(Records from a data collection)
──────────────────────────────
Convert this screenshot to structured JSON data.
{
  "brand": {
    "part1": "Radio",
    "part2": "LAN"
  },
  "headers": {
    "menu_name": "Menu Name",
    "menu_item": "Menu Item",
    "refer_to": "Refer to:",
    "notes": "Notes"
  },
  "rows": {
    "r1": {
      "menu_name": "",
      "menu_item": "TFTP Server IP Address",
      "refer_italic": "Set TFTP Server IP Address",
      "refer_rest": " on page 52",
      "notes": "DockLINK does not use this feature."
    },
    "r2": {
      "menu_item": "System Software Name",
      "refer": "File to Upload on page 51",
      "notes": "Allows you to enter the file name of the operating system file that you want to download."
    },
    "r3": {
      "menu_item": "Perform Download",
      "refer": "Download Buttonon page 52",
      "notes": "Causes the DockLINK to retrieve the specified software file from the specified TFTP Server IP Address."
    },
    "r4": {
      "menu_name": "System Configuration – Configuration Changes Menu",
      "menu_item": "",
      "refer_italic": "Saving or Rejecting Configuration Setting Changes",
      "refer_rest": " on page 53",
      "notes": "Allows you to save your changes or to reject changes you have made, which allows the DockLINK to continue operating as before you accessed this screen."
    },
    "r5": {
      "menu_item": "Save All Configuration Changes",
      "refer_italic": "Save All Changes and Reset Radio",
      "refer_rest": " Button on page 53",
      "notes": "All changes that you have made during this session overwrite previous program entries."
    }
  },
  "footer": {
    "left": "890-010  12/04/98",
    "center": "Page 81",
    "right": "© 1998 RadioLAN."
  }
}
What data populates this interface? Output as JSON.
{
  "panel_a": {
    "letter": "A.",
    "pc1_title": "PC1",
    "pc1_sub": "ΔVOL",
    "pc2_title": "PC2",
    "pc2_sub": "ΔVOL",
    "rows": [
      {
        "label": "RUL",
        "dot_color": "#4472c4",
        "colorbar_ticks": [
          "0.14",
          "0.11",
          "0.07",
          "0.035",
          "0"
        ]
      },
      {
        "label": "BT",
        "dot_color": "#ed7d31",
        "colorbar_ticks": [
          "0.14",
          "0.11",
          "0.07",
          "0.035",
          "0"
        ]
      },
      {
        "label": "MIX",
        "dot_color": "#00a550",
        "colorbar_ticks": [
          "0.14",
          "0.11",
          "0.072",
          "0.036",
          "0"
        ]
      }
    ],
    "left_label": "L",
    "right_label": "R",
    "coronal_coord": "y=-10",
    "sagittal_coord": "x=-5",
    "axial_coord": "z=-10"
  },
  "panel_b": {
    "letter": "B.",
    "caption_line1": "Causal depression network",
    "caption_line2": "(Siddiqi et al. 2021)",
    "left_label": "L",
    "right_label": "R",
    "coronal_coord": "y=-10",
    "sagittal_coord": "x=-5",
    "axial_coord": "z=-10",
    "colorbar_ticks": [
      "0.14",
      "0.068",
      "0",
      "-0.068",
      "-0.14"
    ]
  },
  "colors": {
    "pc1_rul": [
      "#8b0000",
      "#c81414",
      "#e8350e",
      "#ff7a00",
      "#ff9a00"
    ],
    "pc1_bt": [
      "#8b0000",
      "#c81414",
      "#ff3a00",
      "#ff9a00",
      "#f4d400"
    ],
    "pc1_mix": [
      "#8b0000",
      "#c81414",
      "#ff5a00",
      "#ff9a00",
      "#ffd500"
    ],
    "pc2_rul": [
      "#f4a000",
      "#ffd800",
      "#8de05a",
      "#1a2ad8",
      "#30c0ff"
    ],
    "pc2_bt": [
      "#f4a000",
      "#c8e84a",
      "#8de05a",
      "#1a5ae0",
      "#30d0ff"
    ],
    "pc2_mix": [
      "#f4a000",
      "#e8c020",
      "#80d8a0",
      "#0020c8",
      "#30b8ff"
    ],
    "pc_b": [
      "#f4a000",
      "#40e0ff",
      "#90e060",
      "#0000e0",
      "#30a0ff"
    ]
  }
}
──────────────────────────────
The listing above must be transcribed exactly, line by line.

Exercise output
Convert this screenshot to structured JSON data.
{
  "brand": {
    "part1": "Radio",
    "part2": "LAN"
  },
  "headers": {
    "menu_name": "Menu Name",
    "menu_item": "Menu Item",
    "refer_to": "Refer to:",
    "notes": "Notes"
  },
  "rows": {
    "r1": {
      "menu_name": "",
      "menu_item": "TFTP Server IP Address",
      "refer_italic": "Set TFTP Server IP Address",
      "refer_rest": " on page 52",
      "notes": "DockLINK does not use this feature."
    },
    "r2": {
      "menu_item": "System Software Name",
      "refer": "File to Upload on page 51",
      "notes": "Allows you to enter the file name of the operating system file that you want to download."
    },
    "r3": {
      "menu_item": "Perform Download",
      "refer": "Download Buttonon page 52",
      "notes": "Causes the DockLINK to retrieve the specified software file from the specified TFTP Server IP Address."
    },
    "r4": {
      "menu_name": "System Configuration – Configuration Changes Menu",
      "menu_item": "",
      "refer_italic": "Saving or Rejecting Configuration Setting Changes",
      "refer_rest": " on page 53",
      "notes": "Allows you to save your changes or to reject changes you have made, which allows the DockLINK to continue operating as before you accessed this screen."
    },
    "r5": {
      "menu_item": "Save All Configuration Changes",
      "refer_italic": "Save All Changes and Reset Radio",
      "refer_rest": " Button on page 53",
      "notes": "All changes that you have made during this session overwrite previous program entries."
    }
  },
  "footer": {
    "left": "890-010  12/04/98",
    "center": "Page 81",
    "right": "© 1998 RadioLAN."
  }
}
What data populates this interface? Output as JSON.
{
  "panel_a": {
    "letter": "A.",
    "pc1_title": "PC1",
    "pc1_sub": "ΔVOL",
    "pc2_title": "PC2",
    "pc2_sub": "ΔVOL",
    "rows": [
      {
        "label": "RUL",
        "dot_color": "#4472c4",
        "colorbar_ticks": [
          "0.14",
          "0.11",
          "0.07",
          "0.035",
          "0"
        ]
      },
      {
        "label": "BT",
        "dot_color": "#ed7d31",
        "colorbar_ticks": [
          "0.14",
          "0.11",
          "0.07",
          "0.035",
          "0"
        ]
      },
      {
        "label": "MIX",
        "dot_color": "#00a550",
        "colorbar_ticks": [
          "0.14",
          "0.11",
          "0.072",
          "0.036",
          "0"
        ]
      }
    ],
    "left_label": "L",
    "right_label": "R",
    "coronal_coord": "y=-10",
    "sagittal_coord": "x=-5",
    "axial_coord": "z=-10"
  },
  "panel_b": {
    "letter": "B.",
    "caption_line1": "Causal depression network",
    "caption_line2": "(Siddiqi et al. 2021)",
    "left_label": "L",
    "right_label": "R",
    "coronal_coord": "y=-10",
    "sagittal_coord": "x=-5",
    "axial_coord": "z=-10",
    "colorbar_ticks": [
      "0.14",
      "0.068",
      "0",
      "-0.068",
      "-0.14"
    ]
  },
  "colors": {
    "pc1_rul": [
      "#8b0000",
      "#c81414",
      "#e8350e",
      "#ff7a00",
      "#ff9a00"
    ],
    "pc1_bt": [
      "#8b0000",
      "#c81414",
      "#ff3a00",
      "#ff9a00",
      "#f4d400"
    ],
    "pc1_mix": [
      "#8b0000",
      "#c81414",
      "#ff5a00",
      "#ff9a00",
      "#ffd500"
    ],
    "pc2_rul": [
      "#f4a000",
      "#ffd800",
      "#8de05a",
      "#1a2ad8",
      "#30c0ff"
    ],
    "pc2_bt": [
      "#f4a000",
      "#c8e84a",
      "#8de05a",
      "#1a5ae0",
      "#30d0ff"
    ],
    "pc2_mix": [
      "#f4a000",
      "#e8c020",
      "#80d8a0",
      "#0020c8",
      "#30b8ff"
    ],
    "pc_b": [
      "#f4a000",
      "#40e0ff",
      "#90e060",
      "#0000e0",
      "#30a0ff"
    ]
  }
}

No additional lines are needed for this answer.